#### PROVIDED DATA:

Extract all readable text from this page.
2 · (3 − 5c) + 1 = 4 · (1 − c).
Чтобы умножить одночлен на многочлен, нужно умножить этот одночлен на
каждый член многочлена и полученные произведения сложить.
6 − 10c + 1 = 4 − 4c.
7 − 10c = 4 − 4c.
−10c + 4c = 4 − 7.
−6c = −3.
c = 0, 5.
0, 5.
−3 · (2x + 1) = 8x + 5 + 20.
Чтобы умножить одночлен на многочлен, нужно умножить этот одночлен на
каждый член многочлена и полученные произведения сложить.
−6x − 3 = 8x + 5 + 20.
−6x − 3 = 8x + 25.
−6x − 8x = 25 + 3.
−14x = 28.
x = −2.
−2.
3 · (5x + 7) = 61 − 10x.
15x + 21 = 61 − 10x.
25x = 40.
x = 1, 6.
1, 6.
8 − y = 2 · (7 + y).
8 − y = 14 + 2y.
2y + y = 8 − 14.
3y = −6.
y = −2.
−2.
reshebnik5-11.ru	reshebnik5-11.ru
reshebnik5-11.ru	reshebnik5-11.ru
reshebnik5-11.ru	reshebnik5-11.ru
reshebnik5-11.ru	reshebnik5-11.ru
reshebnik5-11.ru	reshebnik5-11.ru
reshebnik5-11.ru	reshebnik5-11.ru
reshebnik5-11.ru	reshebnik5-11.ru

#### SET PROBLEM:
Transcribe the data. Leave every line exactly as it is.

#### EXPECTED ANSWER:
Extract all readable text from this page.
2 · (3 − 5c) + 1 = 4 · (1 − c).
Чтобы умножить одночлен на многочлен, нужно умножить этот одночлен на
каждый член многочлена и полученные произведения сложить.
6 − 10c + 1 = 4 − 4c.
7 − 10c = 4 − 4c.
−10c + 4c = 4 − 7.
−6c = −3.
c = 0, 5.
0, 5.
−3 · (2x + 1) = 8x + 5 + 20.
Чтобы умножить одночлен на многочлен, нужно умножить этот одночлен на
каждый член многочлена и полученные произведения сложить.
−6x − 3 = 8x + 5 + 20.
−6x − 3 = 8x + 25.
−6x − 8x = 25 + 3.
−14x = 28.
x = −2.
−2.
3 · (5x + 7) = 61 − 10x.
15x + 21 = 61 − 10x.
25x = 40.
x = 1, 6.
1, 6.
8 − y = 2 · (7 + y).
8 − y = 14 + 2y.
2y + y = 8 − 14.
3y = −6.
y = −2.
−2.
reshebnik5-11.ru	reshebnik5-11.ru
reshebnik5-11.ru	reshebnik5-11.ru
reshebnik5-11.ru	reshebnik5-11.ru
reshebnik5-11.ru	reshebnik5-11.ru
reshebnik5-11.ru	reshebnik5-11.ru
reshebnik5-11.ru	reshebnik5-11.ru
reshebnik5-11.ru	reshebnik5-11.ru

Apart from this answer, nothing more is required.